SUPPLIED INFORMATION:
____________
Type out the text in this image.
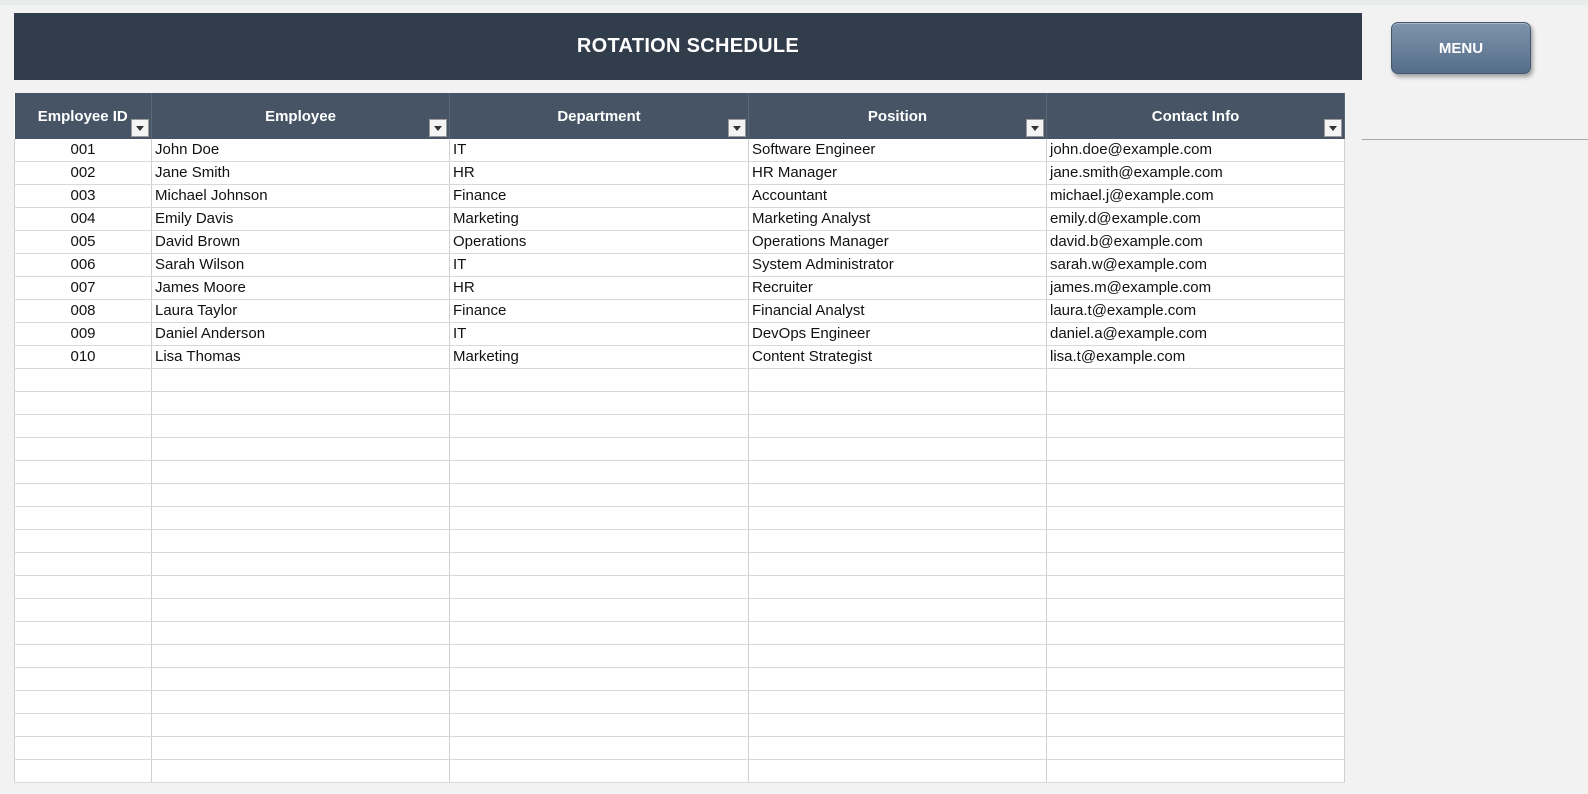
ROTATION SCHEDULE	MENU
Employee ID	Employee	Department	Position	Contact Info

001	John Doe	IT	Software Engineer	john.doe@example.com
002	Jane Smith	HR	HR Manager	jane.smith@example.com
003	Michael Johnson	Finance	Accountant	michael.j@example.com
004	Emily Davis	Marketing	Marketing Analyst	emily.d@example.com
005	David Brown	Operations	Operations Manager	david.b@example.com
006	Sarah Wilson	IT	System Administrator	sarah.w@example.com
007	James Moore	HR	Recruiter	james.m@example.com
008	Laura Taylor	Finance	Financial Analyst	laura.t@example.com
009	Daniel Anderson	IT	DevOps Engineer	daniel.a@example.com
010	Lisa Thomas	Marketing	Content Strategist	lisa.t@example.com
____________
WHAT IS BEING ASKED: Leave out the pictures and copy every record above exactly.

ANSWER FOR THIS EXERCISE:
Type out the text in this image.
ROTATION SCHEDULE	MENU
Employee ID	Employee	Department	Position	Contact Info

001	John Doe	IT	Software Engineer	john.doe@example.com
002	Jane Smith	HR	HR Manager	jane.smith@example.com
003	Michael Johnson	Finance	Accountant	michael.j@example.com
004	Emily Davis	Marketing	Marketing Analyst	emily.d@example.com
005	David Brown	Operations	Operations Manager	david.b@example.com
006	Sarah Wilson	IT	System Administrator	sarah.w@example.com
007	James Moore	HR	Recruiter	james.m@example.com
008	Laura Taylor	Finance	Financial Analyst	laura.t@example.com
009	Daniel Anderson	IT	DevOps Engineer	daniel.a@example.com
010	Lisa Thomas	Marketing	Content Strategist	lisa.t@example.com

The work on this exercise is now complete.